━━━ Text to read

It’s impossible to overstate the importance of move-in day and student orientation in the modern higher education landscape. Done right, onboarding new students into the biggest adventure of their life can have a massive impact on retention, persistence, and long-term success. Getting to that point with engaging student onboarding strategies, of course, is not always easy.

Move-in day is stressful almost by definition, from the organized chaos of managing traffic flow to the stress of many students leaving their families for the first time. Add to that the information overload that tends to come with orientation. Then it’s easy to see that this is one area where innovation can be immensely beneficial.

Make no mistake: the first 30 days on campus play a significant role in student success. Also, with the demographic cliff of high school graduates looming, student success holds greater significance than ever before. It’s why, in a recent webinar, we invited higher education orientation, onboarding, and first-year experience professionals to discuss the strategies they use to ensure long-term success.

Keep reading for a high-level overview. You can also watch the full webinar on Innovating Student Onboarding Strategies from Move-In Day to Orientation online.

The Student Onboarding Success Pyramid

Most communications and marketing professionals will be familiar with Maslow’s hierarchy of needs, a seminal model for those seeking to understand how basic needs drive actions and decisions. That same concept underlies Concept3D’s student onboarding success pyramid, which considers how different support and resources fit into what students need as they begin their college journey.

Like Maslow’s hierarchy of needs, the student onboarding success pyramid moves from the bottom to the top, with the foundational needs having to be fulfilled first before moving on to more lofty goals. The four basic stages include:

  1. Basic Needs and Logistics, focusing on items like housing, food, and water. In higher education, this also includes a basic understanding of the physical campus environment so students can understand the lay of the land.
  2. Guidance and Mentorship, connecting students with staff and faculty members early. This also includes communicating resources effectively and keeping different student demographics in mind to build more personalized communications.
  3. Community Connections, creating a sense of belonging for incoming students. Helpful initiatives might highlight clubs and activities, promote events, and make it easier to find friends.
  4. Individual Fulfillment, a longer-term goal that likely won’t be complete until long after orientation. But, while it cannot be met in the first 30 days, it can be a priority for foundational events like move-in day and orientation.

The needs presented in this pyramid form the foundation of what any communication before, during, and after students move in has to accomplish.

Communication Strategies Before Move-In Day

Successful orientation starts long before students first set foot on campus as part of the incoming class. Shawn Ryan, Director of New Student Orientation and Transition Programs at California State University, Chico, explained that the goal for his team is to connect with students and help to solve potential needs as early as March. Surveys to students can help uncover some of these needs, leading to personalized follow-ups with more relevant information.

Multiple Communication Platforms and Channels

Nii Abrahams, Director of First Year Experience at Butler University, concurs. At Butler, the strategy has moved from sharing information about moving in to shaping the experience incoming students will have ahead of that time. That includes a better understanding of the process but also humanizes the experience as much as possible. Butler is innovating with two student onboarding strategies in particular:

  • A podcast called The Struggle is Real, in which current students and staff who struggled during their first year in college share that experience to help new students feel seen and alleviate at least some stress and anxiety.

━━━━━━
━━━ Extracted information

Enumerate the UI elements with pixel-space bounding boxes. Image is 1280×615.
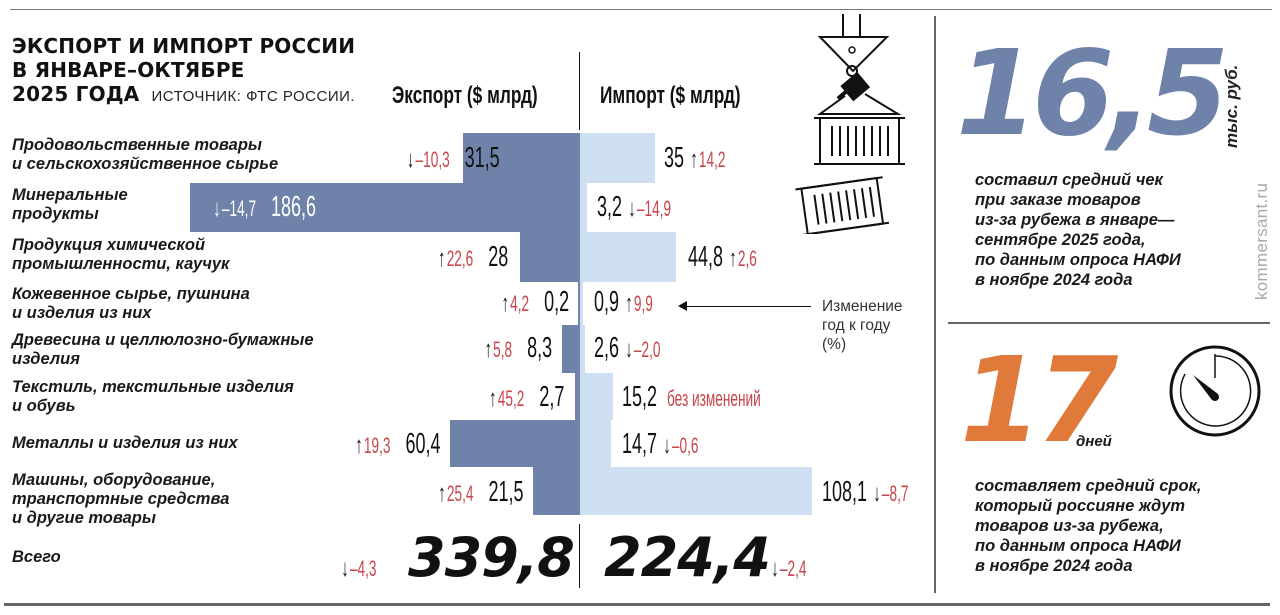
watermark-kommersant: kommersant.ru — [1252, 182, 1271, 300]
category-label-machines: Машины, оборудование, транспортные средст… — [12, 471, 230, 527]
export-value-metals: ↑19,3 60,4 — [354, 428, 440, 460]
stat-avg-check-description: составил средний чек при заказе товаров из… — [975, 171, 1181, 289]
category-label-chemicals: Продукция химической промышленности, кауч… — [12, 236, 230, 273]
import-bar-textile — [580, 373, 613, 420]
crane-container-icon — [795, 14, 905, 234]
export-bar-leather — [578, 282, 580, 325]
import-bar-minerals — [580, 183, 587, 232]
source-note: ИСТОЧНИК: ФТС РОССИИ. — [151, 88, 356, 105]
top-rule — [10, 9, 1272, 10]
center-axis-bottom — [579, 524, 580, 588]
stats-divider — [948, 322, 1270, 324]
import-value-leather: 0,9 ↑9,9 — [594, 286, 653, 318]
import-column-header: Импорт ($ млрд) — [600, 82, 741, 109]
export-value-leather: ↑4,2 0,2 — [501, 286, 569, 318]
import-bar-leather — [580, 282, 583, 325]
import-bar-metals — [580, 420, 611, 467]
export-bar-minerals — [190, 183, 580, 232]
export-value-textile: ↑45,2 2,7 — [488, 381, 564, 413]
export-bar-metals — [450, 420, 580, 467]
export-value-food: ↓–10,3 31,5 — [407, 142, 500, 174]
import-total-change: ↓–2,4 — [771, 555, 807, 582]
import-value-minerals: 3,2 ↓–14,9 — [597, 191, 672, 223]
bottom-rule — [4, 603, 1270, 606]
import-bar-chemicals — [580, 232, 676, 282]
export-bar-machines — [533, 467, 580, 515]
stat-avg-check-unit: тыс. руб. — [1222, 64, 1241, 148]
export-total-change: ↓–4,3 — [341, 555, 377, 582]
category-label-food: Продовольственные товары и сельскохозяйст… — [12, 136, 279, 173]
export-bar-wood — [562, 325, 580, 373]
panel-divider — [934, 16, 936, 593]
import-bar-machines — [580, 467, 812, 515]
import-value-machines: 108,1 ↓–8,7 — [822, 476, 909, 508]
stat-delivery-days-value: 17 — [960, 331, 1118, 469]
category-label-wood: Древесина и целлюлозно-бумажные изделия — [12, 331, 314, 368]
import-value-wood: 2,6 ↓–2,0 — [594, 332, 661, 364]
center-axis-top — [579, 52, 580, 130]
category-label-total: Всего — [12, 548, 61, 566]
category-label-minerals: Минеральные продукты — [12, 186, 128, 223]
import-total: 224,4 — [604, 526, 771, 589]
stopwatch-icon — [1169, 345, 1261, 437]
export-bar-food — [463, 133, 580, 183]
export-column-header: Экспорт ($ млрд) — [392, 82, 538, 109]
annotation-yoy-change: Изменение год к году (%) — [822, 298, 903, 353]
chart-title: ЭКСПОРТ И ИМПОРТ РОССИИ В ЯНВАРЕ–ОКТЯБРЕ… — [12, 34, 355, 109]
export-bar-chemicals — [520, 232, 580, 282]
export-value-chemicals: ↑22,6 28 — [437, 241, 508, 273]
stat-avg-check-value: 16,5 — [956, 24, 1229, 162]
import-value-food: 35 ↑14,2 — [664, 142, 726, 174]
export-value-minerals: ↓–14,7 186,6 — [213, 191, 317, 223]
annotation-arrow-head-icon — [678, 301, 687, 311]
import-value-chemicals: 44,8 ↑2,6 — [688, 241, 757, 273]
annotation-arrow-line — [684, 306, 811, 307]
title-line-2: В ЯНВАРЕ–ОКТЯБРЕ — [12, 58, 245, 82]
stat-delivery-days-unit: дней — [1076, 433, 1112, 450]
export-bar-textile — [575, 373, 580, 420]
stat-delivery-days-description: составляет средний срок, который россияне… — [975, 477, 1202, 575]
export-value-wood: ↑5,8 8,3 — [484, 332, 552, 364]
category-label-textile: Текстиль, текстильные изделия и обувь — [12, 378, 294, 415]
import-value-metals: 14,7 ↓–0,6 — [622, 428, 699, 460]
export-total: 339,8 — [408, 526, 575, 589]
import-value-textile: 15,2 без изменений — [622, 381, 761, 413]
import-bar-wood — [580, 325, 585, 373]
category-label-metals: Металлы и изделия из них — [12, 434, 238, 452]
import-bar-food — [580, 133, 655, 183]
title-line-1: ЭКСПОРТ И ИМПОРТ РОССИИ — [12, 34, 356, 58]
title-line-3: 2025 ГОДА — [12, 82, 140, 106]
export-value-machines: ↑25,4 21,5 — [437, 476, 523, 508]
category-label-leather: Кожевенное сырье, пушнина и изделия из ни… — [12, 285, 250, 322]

━━━━━━

Goal =
Reproduce the passage of the article on student onboarding starting with "3. Community Connections, creating" and going on through "has to accomplish.". The listing above has no connection to the article on student onboarding.

Exercise solution =
3. Community Connections, creating a sense of belonging for incoming students. Helpful initiatives might highlight clubs and activities, promote events, and make it easier to find friends.
  4. Individual Fulfillment, a longer-term goal that likely won’t be complete until long after orientation. But, while it cannot be met in the first 30 days, it can be a priority for foundational events like move-in day and orientation.

The needs presented in this pyramid form the foundation of what any communication before, during, and after students move in has to accomplish.